◆ Instructions for the task
Reproduce the records that follow in full, excluding any picture they contain.

Dataset entries:
##########
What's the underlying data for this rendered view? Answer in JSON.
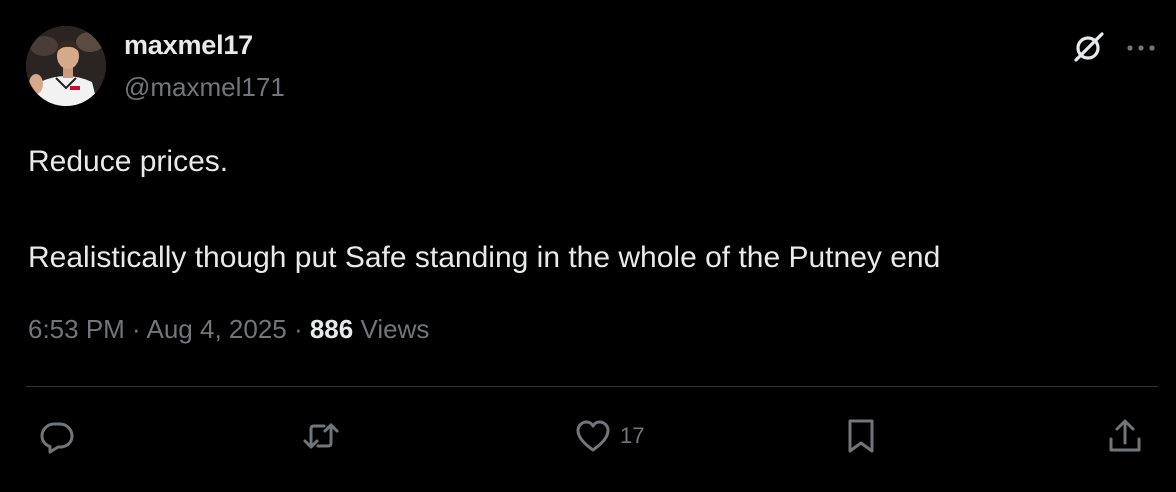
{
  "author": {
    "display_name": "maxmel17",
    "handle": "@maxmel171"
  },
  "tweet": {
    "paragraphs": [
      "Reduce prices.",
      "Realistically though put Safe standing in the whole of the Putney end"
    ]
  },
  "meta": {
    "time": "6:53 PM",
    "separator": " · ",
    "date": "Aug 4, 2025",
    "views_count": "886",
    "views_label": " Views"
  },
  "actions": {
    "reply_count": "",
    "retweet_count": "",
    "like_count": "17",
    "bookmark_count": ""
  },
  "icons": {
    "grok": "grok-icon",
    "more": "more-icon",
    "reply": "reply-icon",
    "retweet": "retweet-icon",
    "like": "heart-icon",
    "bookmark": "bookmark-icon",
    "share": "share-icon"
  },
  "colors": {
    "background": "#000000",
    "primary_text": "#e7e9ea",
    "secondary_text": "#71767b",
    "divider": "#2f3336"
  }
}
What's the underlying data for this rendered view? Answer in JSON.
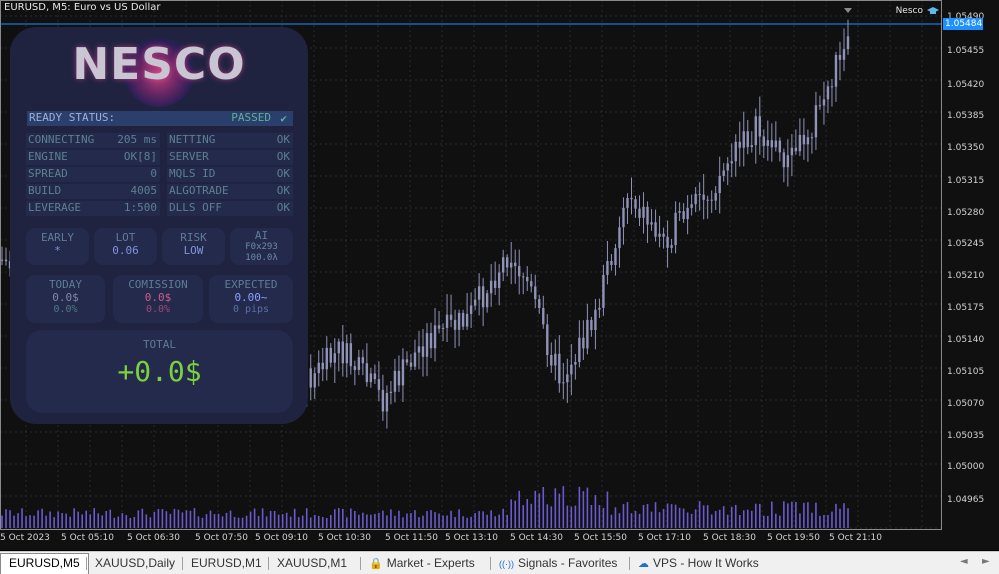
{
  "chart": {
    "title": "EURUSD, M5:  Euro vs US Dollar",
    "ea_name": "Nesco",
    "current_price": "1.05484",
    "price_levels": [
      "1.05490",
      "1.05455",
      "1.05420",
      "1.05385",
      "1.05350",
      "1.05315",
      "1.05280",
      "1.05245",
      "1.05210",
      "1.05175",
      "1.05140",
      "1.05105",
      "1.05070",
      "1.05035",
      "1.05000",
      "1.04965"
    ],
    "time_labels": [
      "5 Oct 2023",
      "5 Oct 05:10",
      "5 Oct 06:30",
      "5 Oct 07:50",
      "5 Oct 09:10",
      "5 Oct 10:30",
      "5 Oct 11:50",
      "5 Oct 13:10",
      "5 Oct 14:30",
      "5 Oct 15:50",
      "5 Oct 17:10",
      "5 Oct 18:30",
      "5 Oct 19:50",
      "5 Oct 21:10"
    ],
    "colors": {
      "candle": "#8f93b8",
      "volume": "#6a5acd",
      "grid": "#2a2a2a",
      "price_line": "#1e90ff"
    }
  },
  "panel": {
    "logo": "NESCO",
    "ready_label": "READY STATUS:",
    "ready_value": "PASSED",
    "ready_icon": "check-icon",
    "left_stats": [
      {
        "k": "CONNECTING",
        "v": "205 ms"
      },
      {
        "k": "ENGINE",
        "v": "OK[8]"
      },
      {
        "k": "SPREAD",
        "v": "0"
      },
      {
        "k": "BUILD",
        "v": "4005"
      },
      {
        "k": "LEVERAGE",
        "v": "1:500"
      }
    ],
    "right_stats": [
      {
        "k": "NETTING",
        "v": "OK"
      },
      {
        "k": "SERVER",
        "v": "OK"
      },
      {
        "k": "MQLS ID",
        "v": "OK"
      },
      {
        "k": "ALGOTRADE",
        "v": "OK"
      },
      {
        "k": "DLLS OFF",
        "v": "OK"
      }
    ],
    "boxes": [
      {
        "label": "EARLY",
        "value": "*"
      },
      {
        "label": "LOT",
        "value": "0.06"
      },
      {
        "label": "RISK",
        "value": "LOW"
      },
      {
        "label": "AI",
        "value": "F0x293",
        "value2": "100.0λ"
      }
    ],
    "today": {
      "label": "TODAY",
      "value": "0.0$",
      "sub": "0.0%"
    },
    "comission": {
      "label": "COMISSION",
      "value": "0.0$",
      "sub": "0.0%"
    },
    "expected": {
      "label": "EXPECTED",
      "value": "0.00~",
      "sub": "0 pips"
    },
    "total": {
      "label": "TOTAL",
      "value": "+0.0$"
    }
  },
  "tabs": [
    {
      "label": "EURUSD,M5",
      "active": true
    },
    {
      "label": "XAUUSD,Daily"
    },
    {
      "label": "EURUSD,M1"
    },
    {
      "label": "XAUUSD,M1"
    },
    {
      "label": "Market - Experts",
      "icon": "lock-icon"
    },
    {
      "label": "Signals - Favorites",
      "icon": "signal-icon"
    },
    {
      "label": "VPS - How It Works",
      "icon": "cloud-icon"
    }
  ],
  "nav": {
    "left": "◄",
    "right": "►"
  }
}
##########
◆ Solution for this problem
What's the underlying data for this rendered view? Answer in JSON.
{
  "author": {
    "display_name": "maxmel17",
    "handle": "@maxmel171"
  },
  "tweet": {
    "paragraphs": [
      "Reduce prices.",
      "Realistically though put Safe standing in the whole of the Putney end"
    ]
  },
  "meta": {
    "time": "6:53 PM",
    "separator": " · ",
    "date": "Aug 4, 2025",
    "views_count": "886",
    "views_label": " Views"
  },
  "actions": {
    "reply_count": "",
    "retweet_count": "",
    "like_count": "17",
    "bookmark_count": ""
  },
  "icons": {
    "grok": "grok-icon",
    "more": "more-icon",
    "reply": "reply-icon",
    "retweet": "retweet-icon",
    "like": "heart-icon",
    "bookmark": "bookmark-icon",
    "share": "share-icon"
  },
  "colors": {
    "background": "#000000",
    "primary_text": "#e7e9ea",
    "secondary_text": "#71767b",
    "divider": "#2f3336"
  }
}
What's the underlying data for this rendered view? Answer in JSON.
{
  "chart": {
    "title": "EURUSD, M5:  Euro vs US Dollar",
    "ea_name": "Nesco",
    "current_price": "1.05484",
    "price_levels": [
      "1.05490",
      "1.05455",
      "1.05420",
      "1.05385",
      "1.05350",
      "1.05315",
      "1.05280",
      "1.05245",
      "1.05210",
      "1.05175",
      "1.05140",
      "1.05105",
      "1.05070",
      "1.05035",
      "1.05000",
      "1.04965"
    ],
    "time_labels": [
      "5 Oct 2023",
      "5 Oct 05:10",
      "5 Oct 06:30",
      "5 Oct 07:50",
      "5 Oct 09:10",
      "5 Oct 10:30",
      "5 Oct 11:50",
      "5 Oct 13:10",
      "5 Oct 14:30",
      "5 Oct 15:50",
      "5 Oct 17:10",
      "5 Oct 18:30",
      "5 Oct 19:50",
      "5 Oct 21:10"
    ],
    "colors": {
      "candle": "#8f93b8",
      "volume": "#6a5acd",
      "grid": "#2a2a2a",
      "price_line": "#1e90ff"
    }
  },
  "panel": {
    "logo": "NESCO",
    "ready_label": "READY STATUS:",
    "ready_value": "PASSED",
    "ready_icon": "check-icon",
    "left_stats": [
      {
        "k": "CONNECTING",
        "v": "205 ms"
      },
      {
        "k": "ENGINE",
        "v": "OK[8]"
      },
      {
        "k": "SPREAD",
        "v": "0"
      },
      {
        "k": "BUILD",
        "v": "4005"
      },
      {
        "k": "LEVERAGE",
        "v": "1:500"
      }
    ],
    "right_stats": [
      {
        "k": "NETTING",
        "v": "OK"
      },
      {
        "k": "SERVER",
        "v": "OK"
      },
      {
        "k": "MQLS ID",
        "v": "OK"
      },
      {
        "k": "ALGOTRADE",
        "v": "OK"
      },
      {
        "k": "DLLS OFF",
        "v": "OK"
      }
    ],
    "boxes": [
      {
        "label": "EARLY",
        "value": "*"
      },
      {
        "label": "LOT",
        "value": "0.06"
      },
      {
        "label": "RISK",
        "value": "LOW"
      },
      {
        "label": "AI",
        "value": "F0x293",
        "value2": "100.0λ"
      }
    ],
    "today": {
      "label": "TODAY",
      "value": "0.0$",
      "sub": "0.0%"
    },
    "comission": {
      "label": "COMISSION",
      "value": "0.0$",
      "sub": "0.0%"
    },
    "expected": {
      "label": "EXPECTED",
      "value": "0.00~",
      "sub": "0 pips"
    },
    "total": {
      "label": "TOTAL",
      "value": "+0.0$"
    }
  },
  "tabs": [
    {
      "label": "EURUSD,M5",
      "active": true
    },
    {
      "label": "XAUUSD,Daily"
    },
    {
      "label": "EURUSD,M1"
    },
    {
      "label": "XAUUSD,M1"
    },
    {
      "label": "Market - Experts",
      "icon": "lock-icon"
    },
    {
      "label": "Signals - Favorites",
      "icon": "signal-icon"
    },
    {
      "label": "VPS - How It Works",
      "icon": "cloud-icon"
    }
  ],
  "nav": {
    "left": "◄",
    "right": "►"
  }
}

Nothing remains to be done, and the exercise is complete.